Stated task: In the material below, list every line carrying the string "digital".

** Start Available data **

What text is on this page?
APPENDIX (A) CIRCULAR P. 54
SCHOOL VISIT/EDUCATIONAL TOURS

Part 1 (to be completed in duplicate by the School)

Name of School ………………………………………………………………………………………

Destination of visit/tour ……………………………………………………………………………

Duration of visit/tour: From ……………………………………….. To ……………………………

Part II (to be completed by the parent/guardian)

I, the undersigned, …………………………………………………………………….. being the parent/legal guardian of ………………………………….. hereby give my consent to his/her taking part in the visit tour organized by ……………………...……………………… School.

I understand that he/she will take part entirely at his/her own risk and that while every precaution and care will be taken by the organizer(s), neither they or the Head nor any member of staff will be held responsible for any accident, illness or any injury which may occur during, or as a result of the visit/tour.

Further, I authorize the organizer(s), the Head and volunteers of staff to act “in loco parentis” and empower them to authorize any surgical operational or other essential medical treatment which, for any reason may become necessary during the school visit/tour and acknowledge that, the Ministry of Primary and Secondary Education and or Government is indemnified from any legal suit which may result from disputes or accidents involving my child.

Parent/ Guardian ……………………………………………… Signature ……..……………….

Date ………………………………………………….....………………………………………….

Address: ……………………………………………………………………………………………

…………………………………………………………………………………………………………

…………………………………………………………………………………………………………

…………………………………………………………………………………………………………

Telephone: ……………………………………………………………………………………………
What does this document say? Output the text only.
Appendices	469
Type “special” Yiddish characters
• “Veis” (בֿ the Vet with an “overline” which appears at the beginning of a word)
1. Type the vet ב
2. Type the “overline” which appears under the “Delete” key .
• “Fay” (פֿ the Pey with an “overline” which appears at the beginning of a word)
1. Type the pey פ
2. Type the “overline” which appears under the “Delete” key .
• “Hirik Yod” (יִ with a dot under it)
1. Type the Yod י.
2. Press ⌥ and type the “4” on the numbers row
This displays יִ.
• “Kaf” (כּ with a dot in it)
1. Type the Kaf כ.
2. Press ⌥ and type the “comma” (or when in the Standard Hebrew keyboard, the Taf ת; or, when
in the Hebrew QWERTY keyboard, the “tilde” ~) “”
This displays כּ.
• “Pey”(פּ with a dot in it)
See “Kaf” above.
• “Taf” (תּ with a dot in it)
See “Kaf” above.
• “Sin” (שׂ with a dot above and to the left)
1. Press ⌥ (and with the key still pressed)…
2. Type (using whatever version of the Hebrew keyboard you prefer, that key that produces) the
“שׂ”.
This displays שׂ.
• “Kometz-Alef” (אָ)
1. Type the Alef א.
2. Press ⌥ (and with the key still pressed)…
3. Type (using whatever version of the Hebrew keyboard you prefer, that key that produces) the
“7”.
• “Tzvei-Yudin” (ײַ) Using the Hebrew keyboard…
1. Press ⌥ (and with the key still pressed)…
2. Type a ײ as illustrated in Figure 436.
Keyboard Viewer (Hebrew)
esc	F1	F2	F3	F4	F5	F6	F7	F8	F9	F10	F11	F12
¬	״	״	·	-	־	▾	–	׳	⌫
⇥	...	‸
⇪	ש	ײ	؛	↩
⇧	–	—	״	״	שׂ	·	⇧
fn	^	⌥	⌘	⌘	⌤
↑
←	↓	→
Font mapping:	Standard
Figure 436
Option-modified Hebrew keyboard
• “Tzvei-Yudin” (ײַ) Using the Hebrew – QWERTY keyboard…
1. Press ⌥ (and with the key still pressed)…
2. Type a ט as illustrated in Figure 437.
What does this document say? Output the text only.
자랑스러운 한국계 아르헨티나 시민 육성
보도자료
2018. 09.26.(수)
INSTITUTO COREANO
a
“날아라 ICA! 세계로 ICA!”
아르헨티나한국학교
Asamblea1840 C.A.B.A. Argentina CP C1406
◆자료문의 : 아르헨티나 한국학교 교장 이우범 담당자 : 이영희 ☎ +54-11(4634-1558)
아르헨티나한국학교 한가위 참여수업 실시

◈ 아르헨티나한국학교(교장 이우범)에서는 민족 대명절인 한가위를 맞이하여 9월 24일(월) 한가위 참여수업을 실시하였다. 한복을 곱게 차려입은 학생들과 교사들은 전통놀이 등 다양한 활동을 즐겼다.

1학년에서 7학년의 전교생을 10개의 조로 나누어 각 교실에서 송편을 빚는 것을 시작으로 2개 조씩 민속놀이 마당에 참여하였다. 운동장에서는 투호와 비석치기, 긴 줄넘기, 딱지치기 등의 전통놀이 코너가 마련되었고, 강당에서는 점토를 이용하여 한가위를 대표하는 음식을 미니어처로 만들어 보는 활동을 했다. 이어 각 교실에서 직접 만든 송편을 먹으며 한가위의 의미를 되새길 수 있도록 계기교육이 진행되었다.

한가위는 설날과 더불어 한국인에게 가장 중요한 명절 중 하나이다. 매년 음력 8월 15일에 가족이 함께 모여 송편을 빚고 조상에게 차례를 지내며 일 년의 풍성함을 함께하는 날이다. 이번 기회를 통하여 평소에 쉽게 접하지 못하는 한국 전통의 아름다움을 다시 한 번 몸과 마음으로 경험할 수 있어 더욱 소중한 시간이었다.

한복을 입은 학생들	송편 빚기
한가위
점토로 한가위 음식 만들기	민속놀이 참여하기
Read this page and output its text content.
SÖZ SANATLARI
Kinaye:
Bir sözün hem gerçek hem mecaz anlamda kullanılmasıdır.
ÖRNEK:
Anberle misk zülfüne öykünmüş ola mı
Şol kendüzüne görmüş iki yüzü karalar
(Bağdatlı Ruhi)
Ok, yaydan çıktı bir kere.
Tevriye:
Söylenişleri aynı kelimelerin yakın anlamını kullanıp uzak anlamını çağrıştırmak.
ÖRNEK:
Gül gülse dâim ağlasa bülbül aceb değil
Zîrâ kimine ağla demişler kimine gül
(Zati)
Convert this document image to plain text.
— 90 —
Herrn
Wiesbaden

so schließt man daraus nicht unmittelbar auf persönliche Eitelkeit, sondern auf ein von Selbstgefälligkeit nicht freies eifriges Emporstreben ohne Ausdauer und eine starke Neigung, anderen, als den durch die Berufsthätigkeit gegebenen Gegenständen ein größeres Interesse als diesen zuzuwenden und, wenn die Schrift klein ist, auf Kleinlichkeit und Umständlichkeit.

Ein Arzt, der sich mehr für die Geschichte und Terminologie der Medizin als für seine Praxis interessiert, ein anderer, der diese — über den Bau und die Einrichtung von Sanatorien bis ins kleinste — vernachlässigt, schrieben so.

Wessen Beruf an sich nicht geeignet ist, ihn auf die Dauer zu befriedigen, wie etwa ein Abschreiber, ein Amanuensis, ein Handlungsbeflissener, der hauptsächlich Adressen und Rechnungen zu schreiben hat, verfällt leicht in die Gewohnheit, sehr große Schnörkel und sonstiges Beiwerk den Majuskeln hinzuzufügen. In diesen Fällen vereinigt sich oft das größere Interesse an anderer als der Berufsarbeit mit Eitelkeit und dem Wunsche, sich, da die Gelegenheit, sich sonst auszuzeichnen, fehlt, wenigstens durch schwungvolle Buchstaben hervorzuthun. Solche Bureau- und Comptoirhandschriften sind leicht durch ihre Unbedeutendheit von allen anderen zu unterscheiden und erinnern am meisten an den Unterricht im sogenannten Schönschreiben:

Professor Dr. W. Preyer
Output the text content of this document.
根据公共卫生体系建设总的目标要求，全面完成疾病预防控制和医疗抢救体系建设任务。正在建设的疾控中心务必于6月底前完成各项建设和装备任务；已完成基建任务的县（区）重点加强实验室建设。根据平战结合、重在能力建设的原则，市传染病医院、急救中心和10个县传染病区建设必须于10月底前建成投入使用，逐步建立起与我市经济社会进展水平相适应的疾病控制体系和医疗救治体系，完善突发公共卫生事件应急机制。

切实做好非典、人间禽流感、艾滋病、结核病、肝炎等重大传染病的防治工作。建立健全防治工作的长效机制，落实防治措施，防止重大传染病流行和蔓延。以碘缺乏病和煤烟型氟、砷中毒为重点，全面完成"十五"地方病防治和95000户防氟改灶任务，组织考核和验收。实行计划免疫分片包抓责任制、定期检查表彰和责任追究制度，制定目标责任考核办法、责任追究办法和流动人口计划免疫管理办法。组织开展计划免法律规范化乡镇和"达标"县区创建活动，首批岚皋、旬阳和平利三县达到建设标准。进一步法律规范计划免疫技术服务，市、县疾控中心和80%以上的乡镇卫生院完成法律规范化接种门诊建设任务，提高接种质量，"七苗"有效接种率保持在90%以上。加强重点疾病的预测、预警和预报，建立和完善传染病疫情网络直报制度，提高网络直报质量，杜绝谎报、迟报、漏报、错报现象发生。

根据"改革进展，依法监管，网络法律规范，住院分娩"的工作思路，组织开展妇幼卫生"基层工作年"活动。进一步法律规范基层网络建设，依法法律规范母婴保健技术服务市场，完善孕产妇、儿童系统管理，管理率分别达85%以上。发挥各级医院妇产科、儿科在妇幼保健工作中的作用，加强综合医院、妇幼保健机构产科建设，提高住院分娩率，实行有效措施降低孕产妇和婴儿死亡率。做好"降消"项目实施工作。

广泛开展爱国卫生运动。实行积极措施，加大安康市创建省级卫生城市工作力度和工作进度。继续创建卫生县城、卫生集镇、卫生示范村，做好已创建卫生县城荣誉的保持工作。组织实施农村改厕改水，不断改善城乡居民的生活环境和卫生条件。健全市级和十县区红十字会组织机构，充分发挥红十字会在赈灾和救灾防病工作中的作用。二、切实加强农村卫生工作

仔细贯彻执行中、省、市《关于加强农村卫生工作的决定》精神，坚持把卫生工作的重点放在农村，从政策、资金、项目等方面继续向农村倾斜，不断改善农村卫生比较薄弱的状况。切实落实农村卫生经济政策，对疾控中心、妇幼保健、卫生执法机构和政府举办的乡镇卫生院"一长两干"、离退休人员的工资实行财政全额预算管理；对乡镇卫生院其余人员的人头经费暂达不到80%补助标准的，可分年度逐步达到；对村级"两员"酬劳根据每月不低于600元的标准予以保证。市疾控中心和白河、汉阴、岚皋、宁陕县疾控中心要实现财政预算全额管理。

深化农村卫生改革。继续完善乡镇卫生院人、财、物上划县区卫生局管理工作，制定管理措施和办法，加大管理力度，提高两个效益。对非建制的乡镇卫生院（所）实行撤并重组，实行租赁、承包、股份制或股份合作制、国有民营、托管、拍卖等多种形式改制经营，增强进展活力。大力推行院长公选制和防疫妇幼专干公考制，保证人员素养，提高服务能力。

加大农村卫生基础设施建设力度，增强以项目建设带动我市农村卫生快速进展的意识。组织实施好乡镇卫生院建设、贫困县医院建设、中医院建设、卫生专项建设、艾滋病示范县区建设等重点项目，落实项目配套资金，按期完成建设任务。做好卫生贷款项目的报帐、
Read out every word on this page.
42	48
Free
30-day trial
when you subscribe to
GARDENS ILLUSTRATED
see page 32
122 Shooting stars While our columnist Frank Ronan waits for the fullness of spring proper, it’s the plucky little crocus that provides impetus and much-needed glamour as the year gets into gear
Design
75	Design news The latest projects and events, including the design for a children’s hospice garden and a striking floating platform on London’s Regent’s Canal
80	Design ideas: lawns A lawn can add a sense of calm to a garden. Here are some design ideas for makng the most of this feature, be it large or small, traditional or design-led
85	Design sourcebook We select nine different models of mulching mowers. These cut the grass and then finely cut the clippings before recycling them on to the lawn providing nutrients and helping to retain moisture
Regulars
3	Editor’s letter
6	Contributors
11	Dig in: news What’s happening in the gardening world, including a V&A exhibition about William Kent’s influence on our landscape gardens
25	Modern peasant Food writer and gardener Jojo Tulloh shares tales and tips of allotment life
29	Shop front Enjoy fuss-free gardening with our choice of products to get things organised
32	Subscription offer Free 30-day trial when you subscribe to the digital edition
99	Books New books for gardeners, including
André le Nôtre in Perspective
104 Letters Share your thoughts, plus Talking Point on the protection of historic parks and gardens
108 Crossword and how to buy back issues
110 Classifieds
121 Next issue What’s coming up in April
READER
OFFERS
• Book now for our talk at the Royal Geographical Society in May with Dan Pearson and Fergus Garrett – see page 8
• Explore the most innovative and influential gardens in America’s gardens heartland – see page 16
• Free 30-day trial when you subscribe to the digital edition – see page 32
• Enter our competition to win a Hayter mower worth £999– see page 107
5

** End Available data **

Final result:
32	Subscription offer Free 30-day trial when you subscribe to the digital edition
• Free 30-day trial when you subscribe to the digital edition – see page 32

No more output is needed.